**What is asked:** How many lines in the records below hold the string "Utviklings"? Please answer with the number and nothing more.

>> begin

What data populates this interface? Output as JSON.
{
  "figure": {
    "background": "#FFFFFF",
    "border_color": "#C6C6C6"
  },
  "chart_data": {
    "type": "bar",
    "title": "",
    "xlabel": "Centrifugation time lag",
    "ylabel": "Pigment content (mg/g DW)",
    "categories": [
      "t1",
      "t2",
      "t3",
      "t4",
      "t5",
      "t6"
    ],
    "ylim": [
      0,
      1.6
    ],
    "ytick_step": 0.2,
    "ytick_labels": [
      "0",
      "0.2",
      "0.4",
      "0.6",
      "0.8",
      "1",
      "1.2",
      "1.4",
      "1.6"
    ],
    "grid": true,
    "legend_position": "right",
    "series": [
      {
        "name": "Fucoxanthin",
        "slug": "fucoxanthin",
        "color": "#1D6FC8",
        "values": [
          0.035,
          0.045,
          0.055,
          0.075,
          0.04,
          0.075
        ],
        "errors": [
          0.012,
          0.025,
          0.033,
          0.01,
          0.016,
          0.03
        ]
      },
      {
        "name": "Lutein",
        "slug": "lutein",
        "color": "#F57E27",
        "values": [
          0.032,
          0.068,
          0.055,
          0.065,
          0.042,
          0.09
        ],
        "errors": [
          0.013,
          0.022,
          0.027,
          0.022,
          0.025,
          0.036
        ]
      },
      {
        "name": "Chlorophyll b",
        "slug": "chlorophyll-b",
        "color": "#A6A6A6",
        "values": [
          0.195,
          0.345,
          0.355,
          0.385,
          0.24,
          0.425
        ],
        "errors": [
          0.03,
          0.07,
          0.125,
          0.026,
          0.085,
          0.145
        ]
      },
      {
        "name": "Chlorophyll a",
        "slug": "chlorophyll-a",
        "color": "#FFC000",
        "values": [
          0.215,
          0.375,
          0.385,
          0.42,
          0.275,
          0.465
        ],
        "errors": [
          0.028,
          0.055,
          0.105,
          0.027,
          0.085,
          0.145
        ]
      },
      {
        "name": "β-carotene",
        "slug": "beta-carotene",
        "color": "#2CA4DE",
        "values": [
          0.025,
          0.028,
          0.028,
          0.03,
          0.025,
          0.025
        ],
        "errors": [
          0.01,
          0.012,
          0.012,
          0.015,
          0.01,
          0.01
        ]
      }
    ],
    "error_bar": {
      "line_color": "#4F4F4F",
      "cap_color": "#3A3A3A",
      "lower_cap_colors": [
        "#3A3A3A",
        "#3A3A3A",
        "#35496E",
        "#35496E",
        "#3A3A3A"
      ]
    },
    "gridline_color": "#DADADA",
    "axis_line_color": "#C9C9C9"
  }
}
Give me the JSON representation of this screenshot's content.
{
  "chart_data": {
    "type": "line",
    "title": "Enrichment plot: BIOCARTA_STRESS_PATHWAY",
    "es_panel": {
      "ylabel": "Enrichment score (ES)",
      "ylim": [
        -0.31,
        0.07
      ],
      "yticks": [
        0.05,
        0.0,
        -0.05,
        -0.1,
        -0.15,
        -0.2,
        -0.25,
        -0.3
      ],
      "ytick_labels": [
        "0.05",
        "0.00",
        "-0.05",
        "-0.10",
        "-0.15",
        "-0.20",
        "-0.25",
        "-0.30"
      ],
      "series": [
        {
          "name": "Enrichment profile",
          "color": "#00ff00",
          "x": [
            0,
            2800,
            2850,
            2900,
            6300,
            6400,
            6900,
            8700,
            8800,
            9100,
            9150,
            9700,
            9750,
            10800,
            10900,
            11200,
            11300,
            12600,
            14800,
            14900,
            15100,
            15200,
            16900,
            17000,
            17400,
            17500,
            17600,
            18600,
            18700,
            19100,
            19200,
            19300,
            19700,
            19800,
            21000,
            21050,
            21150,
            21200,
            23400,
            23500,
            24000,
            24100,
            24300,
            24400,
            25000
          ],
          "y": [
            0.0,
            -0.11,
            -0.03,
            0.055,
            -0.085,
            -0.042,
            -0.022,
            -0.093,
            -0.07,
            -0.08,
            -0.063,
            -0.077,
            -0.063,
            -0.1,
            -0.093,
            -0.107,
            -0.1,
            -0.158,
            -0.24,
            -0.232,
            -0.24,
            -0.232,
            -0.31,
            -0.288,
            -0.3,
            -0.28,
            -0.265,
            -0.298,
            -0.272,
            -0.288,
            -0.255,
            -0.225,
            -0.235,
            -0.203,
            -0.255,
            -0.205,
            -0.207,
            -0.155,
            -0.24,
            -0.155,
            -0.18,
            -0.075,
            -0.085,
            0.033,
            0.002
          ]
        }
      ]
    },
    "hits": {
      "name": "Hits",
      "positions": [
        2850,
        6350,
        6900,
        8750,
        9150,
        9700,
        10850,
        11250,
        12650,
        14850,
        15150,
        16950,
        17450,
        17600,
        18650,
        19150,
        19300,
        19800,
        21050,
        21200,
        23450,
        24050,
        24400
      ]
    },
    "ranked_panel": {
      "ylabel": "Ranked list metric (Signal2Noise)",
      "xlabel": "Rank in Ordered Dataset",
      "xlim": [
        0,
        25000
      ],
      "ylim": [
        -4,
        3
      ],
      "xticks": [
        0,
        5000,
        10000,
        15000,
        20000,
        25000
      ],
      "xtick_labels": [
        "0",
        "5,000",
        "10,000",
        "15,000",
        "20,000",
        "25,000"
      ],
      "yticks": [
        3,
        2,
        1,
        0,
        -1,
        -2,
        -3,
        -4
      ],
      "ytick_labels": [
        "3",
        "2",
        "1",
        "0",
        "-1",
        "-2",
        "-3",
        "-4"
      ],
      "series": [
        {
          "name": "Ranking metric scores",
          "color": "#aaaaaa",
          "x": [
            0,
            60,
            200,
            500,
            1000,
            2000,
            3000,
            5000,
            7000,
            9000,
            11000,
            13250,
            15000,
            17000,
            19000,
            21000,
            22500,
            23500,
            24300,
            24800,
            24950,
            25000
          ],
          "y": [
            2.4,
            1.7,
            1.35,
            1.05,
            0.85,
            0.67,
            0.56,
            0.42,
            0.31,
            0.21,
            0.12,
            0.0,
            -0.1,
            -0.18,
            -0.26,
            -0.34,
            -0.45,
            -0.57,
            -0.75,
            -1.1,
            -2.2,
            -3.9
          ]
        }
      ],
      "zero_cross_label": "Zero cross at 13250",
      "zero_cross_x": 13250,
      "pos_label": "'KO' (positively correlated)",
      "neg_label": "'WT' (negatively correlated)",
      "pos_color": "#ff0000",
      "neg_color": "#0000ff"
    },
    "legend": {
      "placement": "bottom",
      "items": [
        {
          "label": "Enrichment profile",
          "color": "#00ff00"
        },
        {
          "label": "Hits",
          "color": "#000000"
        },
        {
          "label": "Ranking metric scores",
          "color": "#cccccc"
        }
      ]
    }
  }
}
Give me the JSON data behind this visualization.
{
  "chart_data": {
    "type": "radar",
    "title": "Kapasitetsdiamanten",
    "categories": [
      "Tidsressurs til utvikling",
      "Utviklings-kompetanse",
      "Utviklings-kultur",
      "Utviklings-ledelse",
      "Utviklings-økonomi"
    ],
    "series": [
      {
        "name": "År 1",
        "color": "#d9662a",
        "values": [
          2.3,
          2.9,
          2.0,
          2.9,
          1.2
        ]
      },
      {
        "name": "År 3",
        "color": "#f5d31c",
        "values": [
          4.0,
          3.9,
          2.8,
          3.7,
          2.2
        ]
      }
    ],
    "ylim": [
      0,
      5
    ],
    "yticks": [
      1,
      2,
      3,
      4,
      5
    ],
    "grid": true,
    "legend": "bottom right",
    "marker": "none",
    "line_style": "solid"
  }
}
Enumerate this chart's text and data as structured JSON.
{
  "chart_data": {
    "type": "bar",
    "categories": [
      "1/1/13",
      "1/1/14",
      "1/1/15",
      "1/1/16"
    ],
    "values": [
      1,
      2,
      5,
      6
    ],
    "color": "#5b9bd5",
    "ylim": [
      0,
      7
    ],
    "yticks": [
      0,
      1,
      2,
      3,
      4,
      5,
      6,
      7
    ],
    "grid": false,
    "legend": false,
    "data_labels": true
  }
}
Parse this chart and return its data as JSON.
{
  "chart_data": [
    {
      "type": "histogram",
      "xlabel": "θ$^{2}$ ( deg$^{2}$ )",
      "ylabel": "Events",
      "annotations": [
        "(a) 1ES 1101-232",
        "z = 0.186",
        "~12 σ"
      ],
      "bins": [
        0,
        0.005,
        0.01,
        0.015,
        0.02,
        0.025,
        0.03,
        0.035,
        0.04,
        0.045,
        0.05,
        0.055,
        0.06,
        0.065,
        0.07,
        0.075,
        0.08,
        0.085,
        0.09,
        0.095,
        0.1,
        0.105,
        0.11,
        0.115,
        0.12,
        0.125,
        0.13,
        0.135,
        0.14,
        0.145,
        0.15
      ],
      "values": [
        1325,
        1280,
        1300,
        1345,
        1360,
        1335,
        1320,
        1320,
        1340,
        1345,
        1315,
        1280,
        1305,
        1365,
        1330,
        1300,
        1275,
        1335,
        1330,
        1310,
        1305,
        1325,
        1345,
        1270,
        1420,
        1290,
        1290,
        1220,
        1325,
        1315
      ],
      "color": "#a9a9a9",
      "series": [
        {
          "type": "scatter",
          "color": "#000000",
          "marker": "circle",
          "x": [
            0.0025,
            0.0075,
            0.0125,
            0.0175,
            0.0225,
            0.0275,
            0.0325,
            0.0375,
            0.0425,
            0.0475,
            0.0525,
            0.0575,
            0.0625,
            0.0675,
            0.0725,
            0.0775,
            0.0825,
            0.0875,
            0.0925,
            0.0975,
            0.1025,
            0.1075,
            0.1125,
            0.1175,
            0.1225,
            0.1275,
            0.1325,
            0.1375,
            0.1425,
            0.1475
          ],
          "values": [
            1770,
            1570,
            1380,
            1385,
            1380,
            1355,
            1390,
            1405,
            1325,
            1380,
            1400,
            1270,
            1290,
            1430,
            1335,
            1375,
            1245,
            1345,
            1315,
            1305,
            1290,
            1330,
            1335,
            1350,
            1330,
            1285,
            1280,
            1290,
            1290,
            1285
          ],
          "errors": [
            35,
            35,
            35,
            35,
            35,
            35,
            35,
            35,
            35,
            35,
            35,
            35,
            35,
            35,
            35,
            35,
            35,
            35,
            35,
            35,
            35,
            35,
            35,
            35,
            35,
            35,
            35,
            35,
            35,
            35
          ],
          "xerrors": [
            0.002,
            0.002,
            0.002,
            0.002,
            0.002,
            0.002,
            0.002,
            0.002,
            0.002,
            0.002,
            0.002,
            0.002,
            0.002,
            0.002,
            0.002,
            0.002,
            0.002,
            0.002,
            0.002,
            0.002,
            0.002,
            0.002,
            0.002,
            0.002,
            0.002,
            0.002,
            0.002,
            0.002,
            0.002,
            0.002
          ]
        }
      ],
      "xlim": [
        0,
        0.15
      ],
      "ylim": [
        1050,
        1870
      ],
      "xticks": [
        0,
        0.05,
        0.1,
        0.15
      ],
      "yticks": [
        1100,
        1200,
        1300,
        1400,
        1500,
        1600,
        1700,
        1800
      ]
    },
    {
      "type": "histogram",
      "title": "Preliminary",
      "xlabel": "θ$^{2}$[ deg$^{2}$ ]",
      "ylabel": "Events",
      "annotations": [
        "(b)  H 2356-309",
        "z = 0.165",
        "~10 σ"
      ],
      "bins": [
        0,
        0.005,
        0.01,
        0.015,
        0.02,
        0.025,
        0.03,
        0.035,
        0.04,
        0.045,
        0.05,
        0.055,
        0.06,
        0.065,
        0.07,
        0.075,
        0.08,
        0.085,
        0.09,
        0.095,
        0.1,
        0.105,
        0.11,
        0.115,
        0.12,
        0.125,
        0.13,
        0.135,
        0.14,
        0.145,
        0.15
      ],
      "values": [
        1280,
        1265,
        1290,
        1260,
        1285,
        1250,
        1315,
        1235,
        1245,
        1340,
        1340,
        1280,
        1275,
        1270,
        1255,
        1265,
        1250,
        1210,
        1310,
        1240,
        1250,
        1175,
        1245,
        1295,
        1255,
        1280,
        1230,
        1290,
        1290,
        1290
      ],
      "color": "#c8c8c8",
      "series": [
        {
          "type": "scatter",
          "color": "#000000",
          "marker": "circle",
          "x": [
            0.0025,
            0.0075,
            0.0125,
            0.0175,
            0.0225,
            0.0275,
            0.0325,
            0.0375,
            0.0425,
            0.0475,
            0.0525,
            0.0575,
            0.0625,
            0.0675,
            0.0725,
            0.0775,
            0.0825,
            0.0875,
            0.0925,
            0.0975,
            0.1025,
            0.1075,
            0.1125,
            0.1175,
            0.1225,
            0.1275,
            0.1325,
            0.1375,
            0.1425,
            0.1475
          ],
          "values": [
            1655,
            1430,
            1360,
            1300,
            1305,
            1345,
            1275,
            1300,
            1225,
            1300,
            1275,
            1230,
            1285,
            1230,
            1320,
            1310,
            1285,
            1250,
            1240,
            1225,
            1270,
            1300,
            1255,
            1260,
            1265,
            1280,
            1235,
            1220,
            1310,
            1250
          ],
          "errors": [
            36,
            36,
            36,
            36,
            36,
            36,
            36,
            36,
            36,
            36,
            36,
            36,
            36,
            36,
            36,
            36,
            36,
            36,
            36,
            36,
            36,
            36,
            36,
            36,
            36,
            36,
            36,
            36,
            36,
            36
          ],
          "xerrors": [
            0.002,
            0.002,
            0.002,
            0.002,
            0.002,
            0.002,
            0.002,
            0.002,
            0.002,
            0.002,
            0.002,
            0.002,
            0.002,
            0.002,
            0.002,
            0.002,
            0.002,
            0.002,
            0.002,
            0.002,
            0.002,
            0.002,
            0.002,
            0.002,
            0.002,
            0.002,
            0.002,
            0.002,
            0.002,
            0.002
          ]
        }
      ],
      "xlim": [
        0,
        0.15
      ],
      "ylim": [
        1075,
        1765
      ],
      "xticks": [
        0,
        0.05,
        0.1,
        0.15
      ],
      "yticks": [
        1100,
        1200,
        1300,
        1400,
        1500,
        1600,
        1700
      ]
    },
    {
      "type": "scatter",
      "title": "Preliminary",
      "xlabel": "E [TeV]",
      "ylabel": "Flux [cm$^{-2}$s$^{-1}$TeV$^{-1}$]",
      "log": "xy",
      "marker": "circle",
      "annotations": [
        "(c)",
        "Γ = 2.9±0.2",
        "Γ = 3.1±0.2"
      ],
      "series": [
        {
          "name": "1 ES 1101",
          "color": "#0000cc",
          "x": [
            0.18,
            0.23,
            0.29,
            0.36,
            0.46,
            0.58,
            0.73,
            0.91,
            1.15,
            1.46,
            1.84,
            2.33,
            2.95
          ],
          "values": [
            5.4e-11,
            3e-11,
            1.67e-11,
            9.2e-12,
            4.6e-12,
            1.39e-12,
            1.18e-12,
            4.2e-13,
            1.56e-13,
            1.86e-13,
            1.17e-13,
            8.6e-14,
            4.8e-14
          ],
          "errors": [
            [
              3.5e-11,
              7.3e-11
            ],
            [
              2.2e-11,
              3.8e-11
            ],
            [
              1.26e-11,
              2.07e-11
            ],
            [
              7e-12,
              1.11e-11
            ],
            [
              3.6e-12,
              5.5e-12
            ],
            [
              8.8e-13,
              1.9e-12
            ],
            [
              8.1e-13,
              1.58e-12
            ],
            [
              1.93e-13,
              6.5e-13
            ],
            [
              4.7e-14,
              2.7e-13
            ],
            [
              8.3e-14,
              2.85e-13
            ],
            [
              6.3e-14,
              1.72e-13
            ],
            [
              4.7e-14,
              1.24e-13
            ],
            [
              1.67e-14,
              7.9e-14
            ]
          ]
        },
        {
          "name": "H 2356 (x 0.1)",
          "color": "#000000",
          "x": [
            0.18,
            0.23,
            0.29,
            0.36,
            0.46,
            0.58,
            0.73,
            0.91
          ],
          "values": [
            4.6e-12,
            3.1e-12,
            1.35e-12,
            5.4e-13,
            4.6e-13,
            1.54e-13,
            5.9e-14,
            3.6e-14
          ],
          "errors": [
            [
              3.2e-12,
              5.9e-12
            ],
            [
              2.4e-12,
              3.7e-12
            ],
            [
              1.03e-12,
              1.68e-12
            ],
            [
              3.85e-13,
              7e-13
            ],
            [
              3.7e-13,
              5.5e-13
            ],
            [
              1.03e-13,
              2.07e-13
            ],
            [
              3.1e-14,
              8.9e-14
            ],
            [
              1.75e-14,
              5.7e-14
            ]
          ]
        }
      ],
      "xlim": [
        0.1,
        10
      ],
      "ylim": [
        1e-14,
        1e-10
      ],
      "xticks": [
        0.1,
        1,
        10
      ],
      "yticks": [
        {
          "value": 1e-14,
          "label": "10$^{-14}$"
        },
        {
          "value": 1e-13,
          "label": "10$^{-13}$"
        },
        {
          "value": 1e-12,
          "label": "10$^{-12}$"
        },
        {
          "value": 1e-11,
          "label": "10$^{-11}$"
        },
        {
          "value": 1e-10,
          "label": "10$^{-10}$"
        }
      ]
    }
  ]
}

>> end

**Answer to the exercise:** 4